**REQUEST 1**
Rewrite the records starting at the line that contains "78, 130, 95]" and ending at the line that contains "44, 434, 60]", with "sidebar-item" replaced by "nav-item" and everything else unchanged.

**PASSAGE PROVIDED**
________________

Remember, in the context of the version message the `has_timestamp` flag should be set to false.

In [94]:
def serialize_version_payload(
        version=70015, services_dict={}, timestamp=None,
        receiver_address=dummy_address,
        sender_address=dummy_address,
        nonce=None, user_agent=b'/buidl-bootcamp/',
        start_height=0, relay=True):
    raise NotImplementedError()

In [209]:
def serialize_version_payload(
        version=70015, services_dict={}, timestamp=None,
        receiver_address=dummy_address,
        sender_address=dummy_address,
        nonce=None, user_agent=b'/buidl-bootcamp/',
        start_height=0, relay=True):
    if timestamp is None:
        timestamp = int(time.time())
    if nonce is None:
        nonce = randint(0, 2**64)
    msg = b''
    # version
    msg += int_to_little_endian(version, 4)
    # services
    services = services_dict_to_int(services_dict)
    msg += int_to_little_endian(services, 8)
    # timestamp
    msg += int_to_little_endian(timestamp, 8)
    # receiver address
    msg += serialize_address(receiver_address, has_timestamp=False)
    # sender address
    msg += serialize_address(sender_address, has_timestamp=False)
    # nonce
    msg += int_to_little_endian(nonce, 8)
    # user agent
    msg += serialize_varstr(user_agent)
    # start height
    msg += int_to_little_endian(start_height, 4)
    # relay
    msg += bool_to_bytes(relay)
    return msg

In [96]:
def test_serialize_version_payload_services_dict():
    now = int(time.time()) - 10
    version_payload = serialize_version_payload(
        services_dict={'NODE_NETWORK': True, 'NODE_BLOOM': True}, 
        nonce=4, timestamp=now, start_height=50, user_agent=b'/buidl-army/')
    version_payload = read_version_payload(BytesIO(version_payload))
    assert version_payload['version'] == 70015
    assert version_payload['services'] == 5
    assert version_payload['timestamp'] == now
    assert version_payload['receiver_address'] == dummy_address
    assert version_payload['sender_address'] == dummy_address
    assert version_payload['nonce'] == 4
    assert version_payload['start_height'] == 50
    assert version_payload['user_agent'] == b'/buidl-army/'

    print('Test passed!')
    
test_serialize_version_payload_services_dict()

Test passed!


# Serializing Messages

We can completely serialize version message payloads. Yay!

Now we just need to serialize the outer message structure itself. This will just be reversing the `read_message` function we created in the first lesson:

In [104]:
# To refresh your memory ...

________________

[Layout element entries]

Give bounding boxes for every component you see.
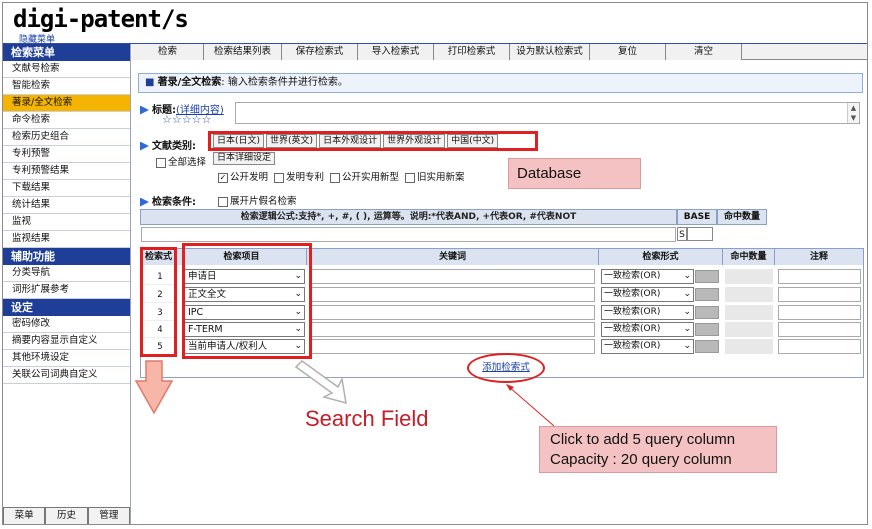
sidebar-item[interactable]: 智能检索	[3, 78, 130, 95]
sidebar-item[interactable]: 分类导航	[3, 265, 130, 282]
tab-menu[interactable]: 菜单	[3, 507, 46, 524]
sidebar-section-search-menu: 检索菜单	[3, 44, 130, 61]
import-query-button[interactable]: 导入检索式	[358, 44, 434, 60]
app-window: digi-patent/s 隐藏菜单 检索菜单 文献号检索 智能检索 著录/全文检索…	[2, 2, 868, 525]
sidebar-aux-items: 分类导航 词形扩展参考	[3, 265, 130, 299]
sidebar-item[interactable]: 著录/全文检索	[3, 95, 130, 112]
sidebar-item[interactable]: 专利预警	[3, 146, 130, 163]
down-arrow-icon	[134, 360, 174, 415]
sidebar-item[interactable]: 专利预警结果	[3, 163, 130, 180]
sidebar-search-items: 文献号检索 智能检索 著录/全文检索 命令检索 检索历史组合 专利预警 专利预警结果 下载结果…	[3, 61, 130, 248]
sidebar-section-aux: 辅助功能	[3, 248, 130, 265]
set-default-query-button[interactable]: 设为默认检索式	[510, 44, 590, 60]
toolbar: 检索 检索结果列表 保存检索式 导入检索式 打印检索式 设为默认检索式 复位 清…	[132, 44, 867, 60]
sidebar-item[interactable]: 摘要内容显示自定义	[3, 333, 130, 350]
search-button[interactable]: 检索	[132, 44, 204, 60]
diagonal-arrow-icon	[294, 360, 347, 405]
sidebar-item[interactable]: 文献号检索	[3, 61, 130, 78]
sidebar-item[interactable]: 关联公司词典自定义	[3, 367, 130, 384]
main-content: ■ 著录/全文检索: 输入检索条件并进行检索。 标题:(详细内容) ☆☆☆☆☆ …	[132, 61, 867, 524]
reset-button[interactable]: 复位	[590, 44, 666, 60]
sidebar-item[interactable]: 下载结果	[3, 180, 130, 197]
sidebar-section-settings: 设定	[3, 299, 130, 316]
annotation-arrows	[134, 360, 555, 427]
sidebar-bottom-tabs: 菜单 历史 管理	[3, 507, 130, 524]
sidebar-item[interactable]: 命令检索	[3, 112, 130, 129]
clear-button[interactable]: 清空	[666, 44, 742, 60]
sidebar-item[interactable]: 监视结果	[3, 231, 130, 248]
sidebar-item[interactable]: 监视	[3, 214, 130, 231]
result-list-button[interactable]: 检索结果列表	[204, 44, 282, 60]
tab-admin[interactable]: 管理	[87, 507, 130, 524]
logo: digi-patent/s	[13, 5, 189, 33]
sidebar: 检索菜单 文献号检索 智能检索 著录/全文检索 命令检索 检索历史组合 专利预警 专利预警结…	[3, 44, 131, 524]
sidebar-item[interactable]: 统计结果	[3, 197, 130, 214]
sidebar-item[interactable]: 密码修改	[3, 316, 130, 333]
tab-history[interactable]: 历史	[45, 507, 88, 524]
sidebar-item[interactable]: 词形扩展参考	[3, 282, 130, 299]
sidebar-settings-items: 密码修改 摘要内容显示自定义 其他环境设定 关联公司词典自定义	[3, 316, 130, 384]
save-query-button[interactable]: 保存检索式	[282, 44, 358, 60]
print-query-button[interactable]: 打印检索式	[434, 44, 510, 60]
pointer-line	[507, 385, 555, 427]
sidebar-item[interactable]: 其他环境设定	[3, 350, 130, 367]
sidebar-item[interactable]: 检索历史组合	[3, 129, 130, 146]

________________

**REQUEST 2**
From the passage on serializing version payloads above, quote the portion starting at "# start height" and ending at "version_payload = read_version_payload(BytesIO(version_payload))".

**CORRECT RESPONSE 1**
nav-item[interactable]: 智能检索	[3, 78, 130, 95]
nav-item[interactable]: 分类导航	[3, 265, 130, 282]
tab-menu[interactable]: 菜单	[3, 507, 46, 524]
sidebar-section-search-menu: 检索菜单	[3, 44, 130, 61]
import-query-button[interactable]: 导入检索式	[358, 44, 434, 60]

**CORRECT RESPONSE 2**
# start height
    msg += int_to_little_endian(start_height, 4)
    # relay
    msg += bool_to_bytes(relay)
    return msg

In [96]:
def test_serialize_version_payload_services_dict():
    now = int(time.time()) - 10
    version_payload = serialize_version_payload(
        services_dict={'NODE_NETWORK': True, 'NODE_BLOOM': True}, 
        nonce=4, timestamp=now, start_height=50, user_agent=b'/buidl-army/')
    version_payload = read_version_payload(BytesIO(version_payload))